── Information supplied ──
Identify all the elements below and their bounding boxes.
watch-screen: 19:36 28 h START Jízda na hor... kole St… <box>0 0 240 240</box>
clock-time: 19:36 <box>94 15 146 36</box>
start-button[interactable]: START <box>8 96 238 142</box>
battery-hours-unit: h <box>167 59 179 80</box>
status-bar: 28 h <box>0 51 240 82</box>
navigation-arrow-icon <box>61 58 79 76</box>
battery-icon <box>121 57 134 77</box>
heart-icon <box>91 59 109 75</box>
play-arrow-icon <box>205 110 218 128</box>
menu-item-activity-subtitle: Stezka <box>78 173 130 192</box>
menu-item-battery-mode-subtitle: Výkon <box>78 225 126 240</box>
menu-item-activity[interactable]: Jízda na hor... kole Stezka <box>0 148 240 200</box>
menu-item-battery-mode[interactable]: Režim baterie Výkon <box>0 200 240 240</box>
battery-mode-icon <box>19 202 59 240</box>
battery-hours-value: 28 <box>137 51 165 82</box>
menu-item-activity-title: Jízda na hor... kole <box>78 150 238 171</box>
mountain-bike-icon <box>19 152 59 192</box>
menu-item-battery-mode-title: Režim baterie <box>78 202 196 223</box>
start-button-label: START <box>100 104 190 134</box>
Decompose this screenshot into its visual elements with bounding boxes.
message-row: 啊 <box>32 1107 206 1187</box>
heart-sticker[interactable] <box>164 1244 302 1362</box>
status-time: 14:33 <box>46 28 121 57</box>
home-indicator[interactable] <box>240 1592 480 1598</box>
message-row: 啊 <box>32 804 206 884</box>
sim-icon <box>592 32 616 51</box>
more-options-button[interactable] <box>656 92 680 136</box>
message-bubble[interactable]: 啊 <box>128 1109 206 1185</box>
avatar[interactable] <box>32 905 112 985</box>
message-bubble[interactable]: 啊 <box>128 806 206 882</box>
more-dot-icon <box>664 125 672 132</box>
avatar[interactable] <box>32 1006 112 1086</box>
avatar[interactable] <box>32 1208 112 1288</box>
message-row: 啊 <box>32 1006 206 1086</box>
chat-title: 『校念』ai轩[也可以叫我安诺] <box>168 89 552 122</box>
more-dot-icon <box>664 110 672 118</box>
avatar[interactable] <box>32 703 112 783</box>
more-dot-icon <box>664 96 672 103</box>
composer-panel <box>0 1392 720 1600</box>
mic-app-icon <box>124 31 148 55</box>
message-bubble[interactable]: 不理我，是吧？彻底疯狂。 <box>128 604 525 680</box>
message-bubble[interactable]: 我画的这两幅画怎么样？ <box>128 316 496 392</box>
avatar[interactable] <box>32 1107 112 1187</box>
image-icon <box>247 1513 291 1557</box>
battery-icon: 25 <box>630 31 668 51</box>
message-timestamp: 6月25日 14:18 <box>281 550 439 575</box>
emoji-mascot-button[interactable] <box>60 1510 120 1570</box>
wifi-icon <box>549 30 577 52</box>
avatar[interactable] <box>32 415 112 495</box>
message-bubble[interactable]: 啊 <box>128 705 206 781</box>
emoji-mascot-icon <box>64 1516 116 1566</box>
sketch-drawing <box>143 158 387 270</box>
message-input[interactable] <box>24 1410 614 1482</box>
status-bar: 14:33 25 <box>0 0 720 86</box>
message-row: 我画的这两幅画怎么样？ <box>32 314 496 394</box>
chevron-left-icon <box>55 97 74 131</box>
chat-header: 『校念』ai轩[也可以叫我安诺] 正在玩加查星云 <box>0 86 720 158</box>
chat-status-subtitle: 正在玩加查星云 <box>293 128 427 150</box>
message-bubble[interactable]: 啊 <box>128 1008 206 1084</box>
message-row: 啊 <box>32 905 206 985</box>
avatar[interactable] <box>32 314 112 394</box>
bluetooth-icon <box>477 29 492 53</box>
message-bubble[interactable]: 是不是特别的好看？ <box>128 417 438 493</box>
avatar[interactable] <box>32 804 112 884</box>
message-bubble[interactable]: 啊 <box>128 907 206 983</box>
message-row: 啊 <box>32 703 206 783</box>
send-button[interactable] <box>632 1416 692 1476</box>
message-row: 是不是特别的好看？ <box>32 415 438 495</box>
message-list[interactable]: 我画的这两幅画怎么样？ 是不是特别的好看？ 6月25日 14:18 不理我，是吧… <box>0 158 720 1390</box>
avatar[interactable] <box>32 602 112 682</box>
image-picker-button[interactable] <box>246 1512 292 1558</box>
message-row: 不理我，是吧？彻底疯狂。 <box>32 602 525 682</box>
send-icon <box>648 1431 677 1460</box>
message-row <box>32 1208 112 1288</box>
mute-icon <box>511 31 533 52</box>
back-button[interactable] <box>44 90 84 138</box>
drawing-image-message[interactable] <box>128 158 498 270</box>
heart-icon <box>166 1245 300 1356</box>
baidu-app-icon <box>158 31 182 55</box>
───
Brief
Copy all of the data above word for word, keeping every line in its original order.

Solution
Identify all the elements below and their bounding boxes.
watch-screen: 19:36 28 h START Jízda na hor... kole St… <box>0 0 240 240</box>
clock-time: 19:36 <box>94 15 146 36</box>
start-button[interactable]: START <box>8 96 238 142</box>
battery-hours-unit: h <box>167 59 179 80</box>
status-bar: 28 h <box>0 51 240 82</box>
navigation-arrow-icon <box>61 58 79 76</box>
battery-icon <box>121 57 134 77</box>
heart-icon <box>91 59 109 75</box>
play-arrow-icon <box>205 110 218 128</box>
menu-item-activity-subtitle: Stezka <box>78 173 130 192</box>
menu-item-battery-mode-subtitle: Výkon <box>78 225 126 240</box>
menu-item-activity[interactable]: Jízda na hor... kole Stezka <box>0 148 240 200</box>
menu-item-battery-mode[interactable]: Režim baterie Výkon <box>0 200 240 240</box>
battery-mode-icon <box>19 202 59 240</box>
battery-hours-value: 28 <box>137 51 165 82</box>
menu-item-activity-title: Jízda na hor... kole <box>78 150 238 171</box>
mountain-bike-icon <box>19 152 59 192</box>
menu-item-battery-mode-title: Režim baterie <box>78 202 196 223</box>
start-button-label: START <box>100 104 190 134</box>
Decompose this screenshot into its visual elements with bounding boxes.
message-row: 啊 <box>32 1107 206 1187</box>
heart-sticker[interactable] <box>164 1244 302 1362</box>
status-time: 14:33 <box>46 28 121 57</box>
home-indicator[interactable] <box>240 1592 480 1598</box>
message-row: 啊 <box>32 804 206 884</box>
sim-icon <box>592 32 616 51</box>
more-options-button[interactable] <box>656 92 680 136</box>
message-bubble[interactable]: 啊 <box>128 1109 206 1185</box>
avatar[interactable] <box>32 905 112 985</box>
message-bubble[interactable]: 啊 <box>128 806 206 882</box>
more-dot-icon <box>664 125 672 132</box>
avatar[interactable] <box>32 1006 112 1086</box>
avatar[interactable] <box>32 1208 112 1288</box>
message-row: 啊 <box>32 1006 206 1086</box>
chat-title: 『校念』ai轩[也可以叫我安诺] <box>168 89 552 122</box>
more-dot-icon <box>664 110 672 118</box>
avatar[interactable] <box>32 703 112 783</box>
more-dot-icon <box>664 96 672 103</box>
composer-panel <box>0 1392 720 1600</box>
mic-app-icon <box>124 31 148 55</box>
message-bubble[interactable]: 不理我，是吧？彻底疯狂。 <box>128 604 525 680</box>
message-bubble[interactable]: 我画的这两幅画怎么样？ <box>128 316 496 392</box>
avatar[interactable] <box>32 1107 112 1187</box>
image-icon <box>247 1513 291 1557</box>
battery-icon: 25 <box>630 31 668 51</box>
message-timestamp: 6月25日 14:18 <box>281 550 439 575</box>
emoji-mascot-button[interactable] <box>60 1510 120 1570</box>
wifi-icon <box>549 30 577 52</box>
avatar[interactable] <box>32 415 112 495</box>
message-bubble[interactable]: 啊 <box>128 705 206 781</box>
emoji-mascot-icon <box>64 1516 116 1566</box>
sketch-drawing <box>143 158 387 270</box>
message-input[interactable] <box>24 1410 614 1482</box>
status-bar: 14:33 25 <box>0 0 720 86</box>
message-row: 我画的这两幅画怎么样？ <box>32 314 496 394</box>
chevron-left-icon <box>55 97 74 131</box>
chat-header: 『校念』ai轩[也可以叫我安诺] 正在玩加查星云 <box>0 86 720 158</box>
chat-status-subtitle: 正在玩加查星云 <box>293 128 427 150</box>
message-bubble[interactable]: 啊 <box>128 1008 206 1084</box>
message-row: 啊 <box>32 905 206 985</box>
avatar[interactable] <box>32 314 112 394</box>
bluetooth-icon <box>477 29 492 53</box>
message-bubble[interactable]: 是不是特别的好看？ <box>128 417 438 493</box>
avatar[interactable] <box>32 804 112 884</box>
message-bubble[interactable]: 啊 <box>128 907 206 983</box>
message-row: 啊 <box>32 703 206 783</box>
send-button[interactable] <box>632 1416 692 1476</box>
message-row: 是不是特别的好看？ <box>32 415 438 495</box>
message-list[interactable]: 我画的这两幅画怎么样？ 是不是特别的好看？ 6月25日 14:18 不理我，是吧… <box>0 158 720 1390</box>
avatar[interactable] <box>32 602 112 682</box>
image-picker-button[interactable] <box>246 1512 292 1558</box>
message-row: 不理我，是吧？彻底疯狂。 <box>32 602 525 682</box>
send-icon <box>648 1431 677 1460</box>
message-row <box>32 1208 112 1288</box>
mute-icon <box>511 31 533 52</box>
back-button[interactable] <box>44 90 84 138</box>
drawing-image-message[interactable] <box>128 158 498 270</box>
heart-icon <box>166 1245 300 1356</box>
baidu-app-icon <box>158 31 182 55</box>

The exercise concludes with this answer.